### Stated problem
Change every "interactable" in the material below to "clickable", leaving all else as it is.

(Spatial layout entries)
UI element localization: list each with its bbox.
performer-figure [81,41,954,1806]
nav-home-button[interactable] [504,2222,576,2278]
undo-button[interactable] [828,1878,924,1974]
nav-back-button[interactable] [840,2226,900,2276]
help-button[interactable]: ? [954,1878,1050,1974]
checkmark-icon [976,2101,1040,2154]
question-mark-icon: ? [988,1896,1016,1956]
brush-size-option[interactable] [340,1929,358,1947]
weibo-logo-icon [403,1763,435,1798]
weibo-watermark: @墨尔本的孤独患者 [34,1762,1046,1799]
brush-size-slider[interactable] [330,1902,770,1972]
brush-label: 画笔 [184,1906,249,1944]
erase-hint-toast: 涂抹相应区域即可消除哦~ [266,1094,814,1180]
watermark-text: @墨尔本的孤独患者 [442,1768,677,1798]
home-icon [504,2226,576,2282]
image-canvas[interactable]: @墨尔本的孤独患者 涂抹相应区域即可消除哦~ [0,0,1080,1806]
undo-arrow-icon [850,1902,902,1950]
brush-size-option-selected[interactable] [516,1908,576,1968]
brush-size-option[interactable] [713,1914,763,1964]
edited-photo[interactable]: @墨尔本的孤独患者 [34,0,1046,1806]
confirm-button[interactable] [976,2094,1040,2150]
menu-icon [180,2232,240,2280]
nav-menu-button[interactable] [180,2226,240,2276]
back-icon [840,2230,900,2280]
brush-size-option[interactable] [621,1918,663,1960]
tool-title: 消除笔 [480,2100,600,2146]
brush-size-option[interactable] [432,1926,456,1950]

### Answer for the task
UI element localization: list each with its bbox.
performer-figure [81,41,954,1806]
nav-home-button[clickable] [504,2222,576,2278]
undo-button[clickable] [828,1878,924,1974]
nav-back-button[clickable] [840,2226,900,2276]
help-button[clickable]: ? [954,1878,1050,1974]
checkmark-icon [976,2101,1040,2154]
question-mark-icon: ? [988,1896,1016,1956]
brush-size-option[clickable] [340,1929,358,1947]
weibo-logo-icon [403,1763,435,1798]
weibo-watermark: @墨尔本的孤独患者 [34,1762,1046,1799]
brush-size-slider[clickable] [330,1902,770,1972]
brush-label: 画笔 [184,1906,249,1944]
erase-hint-toast: 涂抹相应区域即可消除哦~ [266,1094,814,1180]
watermark-text: @墨尔本的孤独患者 [442,1768,677,1798]
home-icon [504,2226,576,2282]
image-canvas[clickable]: @墨尔本的孤独患者 涂抹相应区域即可消除哦~ [0,0,1080,1806]
undo-arrow-icon [850,1902,902,1950]
brush-size-option-selected[clickable] [516,1908,576,1968]
brush-size-option[clickable] [713,1914,763,1964]
edited-photo[clickable]: @墨尔本的孤独患者 [34,0,1046,1806]
confirm-button[clickable] [976,2094,1040,2150]
menu-icon [180,2232,240,2280]
nav-menu-button[clickable] [180,2226,240,2276]
back-icon [840,2230,900,2280]
brush-size-option[clickable] [621,1918,663,1960]
tool-title: 消除笔 [480,2100,600,2146]
brush-size-option[clickable] [432,1926,456,1950]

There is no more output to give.